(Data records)
============================================================
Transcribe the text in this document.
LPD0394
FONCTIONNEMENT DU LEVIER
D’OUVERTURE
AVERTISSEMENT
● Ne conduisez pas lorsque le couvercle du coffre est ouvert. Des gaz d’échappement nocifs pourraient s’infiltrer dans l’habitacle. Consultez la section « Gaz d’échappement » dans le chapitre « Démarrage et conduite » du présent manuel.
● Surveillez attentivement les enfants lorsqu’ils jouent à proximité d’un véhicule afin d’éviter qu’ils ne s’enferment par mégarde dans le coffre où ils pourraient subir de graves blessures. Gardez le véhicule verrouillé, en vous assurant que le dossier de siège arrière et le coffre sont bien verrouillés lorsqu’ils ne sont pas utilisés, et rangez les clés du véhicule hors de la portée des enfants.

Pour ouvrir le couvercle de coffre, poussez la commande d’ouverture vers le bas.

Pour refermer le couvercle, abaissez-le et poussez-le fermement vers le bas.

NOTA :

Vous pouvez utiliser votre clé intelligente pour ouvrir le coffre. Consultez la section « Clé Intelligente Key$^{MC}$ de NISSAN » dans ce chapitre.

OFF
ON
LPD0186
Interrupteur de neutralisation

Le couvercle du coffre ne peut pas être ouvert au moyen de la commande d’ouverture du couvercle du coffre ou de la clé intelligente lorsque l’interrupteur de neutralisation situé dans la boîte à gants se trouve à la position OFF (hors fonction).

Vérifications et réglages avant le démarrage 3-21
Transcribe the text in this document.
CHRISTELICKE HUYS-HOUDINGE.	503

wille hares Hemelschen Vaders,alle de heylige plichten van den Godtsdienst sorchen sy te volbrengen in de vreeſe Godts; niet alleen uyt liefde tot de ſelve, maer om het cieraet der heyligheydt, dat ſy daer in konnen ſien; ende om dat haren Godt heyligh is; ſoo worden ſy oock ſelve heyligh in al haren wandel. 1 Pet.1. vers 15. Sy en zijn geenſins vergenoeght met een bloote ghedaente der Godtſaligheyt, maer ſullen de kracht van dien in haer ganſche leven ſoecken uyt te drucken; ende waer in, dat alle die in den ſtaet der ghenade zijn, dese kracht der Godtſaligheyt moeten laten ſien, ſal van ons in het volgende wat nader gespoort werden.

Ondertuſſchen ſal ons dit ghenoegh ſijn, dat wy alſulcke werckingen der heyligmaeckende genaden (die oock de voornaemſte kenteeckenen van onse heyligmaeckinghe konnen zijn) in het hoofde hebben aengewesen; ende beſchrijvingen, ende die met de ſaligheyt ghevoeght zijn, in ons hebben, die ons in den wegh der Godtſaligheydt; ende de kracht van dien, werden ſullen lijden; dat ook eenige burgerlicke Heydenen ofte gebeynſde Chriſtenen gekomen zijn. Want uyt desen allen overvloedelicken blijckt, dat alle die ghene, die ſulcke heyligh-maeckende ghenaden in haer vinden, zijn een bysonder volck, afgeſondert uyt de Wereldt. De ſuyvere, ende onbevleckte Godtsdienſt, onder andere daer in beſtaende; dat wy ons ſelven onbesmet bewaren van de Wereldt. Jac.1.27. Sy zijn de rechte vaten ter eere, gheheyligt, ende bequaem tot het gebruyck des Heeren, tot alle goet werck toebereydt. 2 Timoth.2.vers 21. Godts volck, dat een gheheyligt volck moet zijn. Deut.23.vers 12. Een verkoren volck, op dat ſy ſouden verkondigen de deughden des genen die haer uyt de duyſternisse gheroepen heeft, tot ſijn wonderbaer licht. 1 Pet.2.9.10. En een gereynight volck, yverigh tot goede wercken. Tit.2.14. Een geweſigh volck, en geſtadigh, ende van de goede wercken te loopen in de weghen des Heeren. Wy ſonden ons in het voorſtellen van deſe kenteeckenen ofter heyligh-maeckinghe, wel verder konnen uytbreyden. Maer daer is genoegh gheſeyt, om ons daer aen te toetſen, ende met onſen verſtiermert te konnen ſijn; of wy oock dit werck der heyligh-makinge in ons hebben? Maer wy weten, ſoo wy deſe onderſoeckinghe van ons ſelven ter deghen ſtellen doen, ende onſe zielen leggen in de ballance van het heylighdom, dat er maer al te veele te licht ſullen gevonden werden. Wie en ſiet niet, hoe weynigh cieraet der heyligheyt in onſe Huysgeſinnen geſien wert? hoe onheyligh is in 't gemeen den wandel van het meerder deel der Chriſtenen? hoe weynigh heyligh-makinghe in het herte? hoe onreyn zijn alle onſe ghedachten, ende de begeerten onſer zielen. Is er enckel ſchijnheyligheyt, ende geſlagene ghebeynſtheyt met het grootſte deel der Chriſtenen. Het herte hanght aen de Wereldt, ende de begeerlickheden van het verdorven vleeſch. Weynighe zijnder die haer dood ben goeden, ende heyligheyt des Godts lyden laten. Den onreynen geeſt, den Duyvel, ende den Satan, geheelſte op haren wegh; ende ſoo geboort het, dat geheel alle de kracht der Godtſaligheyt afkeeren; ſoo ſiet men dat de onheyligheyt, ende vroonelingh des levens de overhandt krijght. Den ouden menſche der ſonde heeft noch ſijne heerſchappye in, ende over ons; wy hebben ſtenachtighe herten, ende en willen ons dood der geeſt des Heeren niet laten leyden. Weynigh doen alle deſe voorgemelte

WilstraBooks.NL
============================================================
Extract all of the data shown above and repeat it verbatim.

Transcribe the text in this document.
LPD0394
FONCTIONNEMENT DU LEVIER
D’OUVERTURE
AVERTISSEMENT
● Ne conduisez pas lorsque le couvercle du coffre est ouvert. Des gaz d’échappement nocifs pourraient s’infiltrer dans l’habitacle. Consultez la section « Gaz d’échappement » dans le chapitre « Démarrage et conduite » du présent manuel.
● Surveillez attentivement les enfants lorsqu’ils jouent à proximité d’un véhicule afin d’éviter qu’ils ne s’enferment par mégarde dans le coffre où ils pourraient subir de graves blessures. Gardez le véhicule verrouillé, en vous assurant que le dossier de siège arrière et le coffre sont bien verrouillés lorsqu’ils ne sont pas utilisés, et rangez les clés du véhicule hors de la portée des enfants.

Pour ouvrir le couvercle de coffre, poussez la commande d’ouverture vers le bas.

Pour refermer le couvercle, abaissez-le et poussez-le fermement vers le bas.

NOTA :

Vous pouvez utiliser votre clé intelligente pour ouvrir le coffre. Consultez la section « Clé Intelligente Key$^{MC}$ de NISSAN » dans ce chapitre.

OFF
ON
LPD0186
Interrupteur de neutralisation

Le couvercle du coffre ne peut pas être ouvert au moyen de la commande d’ouverture du couvercle du coffre ou de la clé intelligente lorsque l’interrupteur de neutralisation situé dans la boîte à gants se trouve à la position OFF (hors fonction).

Vérifications et réglages avant le démarrage 3-21
Transcribe the text in this document.
CHRISTELICKE HUYS-HOUDINGE.	503

wille hares Hemelschen Vaders,alle de heylige plichten van den Godtsdienst sorchen sy te volbrengen in de vreeſe Godts; niet alleen uyt liefde tot de ſelve, maer om het cieraet der heyligheydt, dat ſy daer in konnen ſien; ende om dat haren Godt heyligh is; ſoo worden ſy oock ſelve heyligh in al haren wandel. 1 Pet.1. vers 15. Sy en zijn geenſins vergenoeght met een bloote ghedaente der Godtſaligheyt, maer ſullen de kracht van dien in haer ganſche leven ſoecken uyt te drucken; ende waer in, dat alle die in den ſtaet der ghenade zijn, dese kracht der Godtſaligheyt moeten laten ſien, ſal van ons in het volgende wat nader gespoort werden.

Ondertuſſchen ſal ons dit ghenoegh ſijn, dat wy alſulcke werckingen der heyligmaeckende genaden (die oock de voornaemſte kenteeckenen van onse heyligmaeckinghe konnen zijn) in het hoofde hebben aengewesen; ende beſchrijvingen, ende die met de ſaligheyt ghevoeght zijn, in ons hebben, die ons in den wegh der Godtſaligheydt; ende de kracht van dien, werden ſullen lijden; dat ook eenige burgerlicke Heydenen ofte gebeynſde Chriſtenen gekomen zijn. Want uyt desen allen overvloedelicken blijckt, dat alle die ghene, die ſulcke heyligh-maeckende ghenaden in haer vinden, zijn een bysonder volck, afgeſondert uyt de Wereldt. De ſuyvere, ende onbevleckte Godtsdienſt, onder andere daer in beſtaende; dat wy ons ſelven onbesmet bewaren van de Wereldt. Jac.1.27. Sy zijn de rechte vaten ter eere, gheheyligt, ende bequaem tot het gebruyck des Heeren, tot alle goet werck toebereydt. 2 Timoth.2.vers 21. Godts volck, dat een gheheyligt volck moet zijn. Deut.23.vers 12. Een verkoren volck, op dat ſy ſouden verkondigen de deughden des genen die haer uyt de duyſternisse gheroepen heeft, tot ſijn wonderbaer licht. 1 Pet.2.9.10. En een gereynight volck, yverigh tot goede wercken. Tit.2.14. Een geweſigh volck, en geſtadigh, ende van de goede wercken te loopen in de weghen des Heeren. Wy ſonden ons in het voorſtellen van deſe kenteeckenen ofter heyligh-maeckinghe, wel verder konnen uytbreyden. Maer daer is genoegh gheſeyt, om ons daer aen te toetſen, ende met onſen verſtiermert te konnen ſijn; of wy oock dit werck der heyligh-makinge in ons hebben? Maer wy weten, ſoo wy deſe onderſoeckinghe van ons ſelven ter deghen ſtellen doen, ende onſe zielen leggen in de ballance van het heylighdom, dat er maer al te veele te licht ſullen gevonden werden. Wie en ſiet niet, hoe weynigh cieraet der heyligheyt in onſe Huysgeſinnen geſien wert? hoe onheyligh is in 't gemeen den wandel van het meerder deel der Chriſtenen? hoe weynigh heyligh-makinghe in het herte? hoe onreyn zijn alle onſe ghedachten, ende de begeerten onſer zielen. Is er enckel ſchijnheyligheyt, ende geſlagene ghebeynſtheyt met het grootſte deel der Chriſtenen. Het herte hanght aen de Wereldt, ende de begeerlickheden van het verdorven vleeſch. Weynighe zijnder die haer dood ben goeden, ende heyligheyt des Godts lyden laten. Den onreynen geeſt, den Duyvel, ende den Satan, geheelſte op haren wegh; ende ſoo geboort het, dat geheel alle de kracht der Godtſaligheyt afkeeren; ſoo ſiet men dat de onheyligheyt, ende vroonelingh des levens de overhandt krijght. Den ouden menſche der ſonde heeft noch ſijne heerſchappye in, ende over ons; wy hebben ſtenachtighe herten, ende en willen ons dood der geeſt des Heeren niet laten leyden. Weynigh doen alle deſe voorgemelte

WilstraBooks.NL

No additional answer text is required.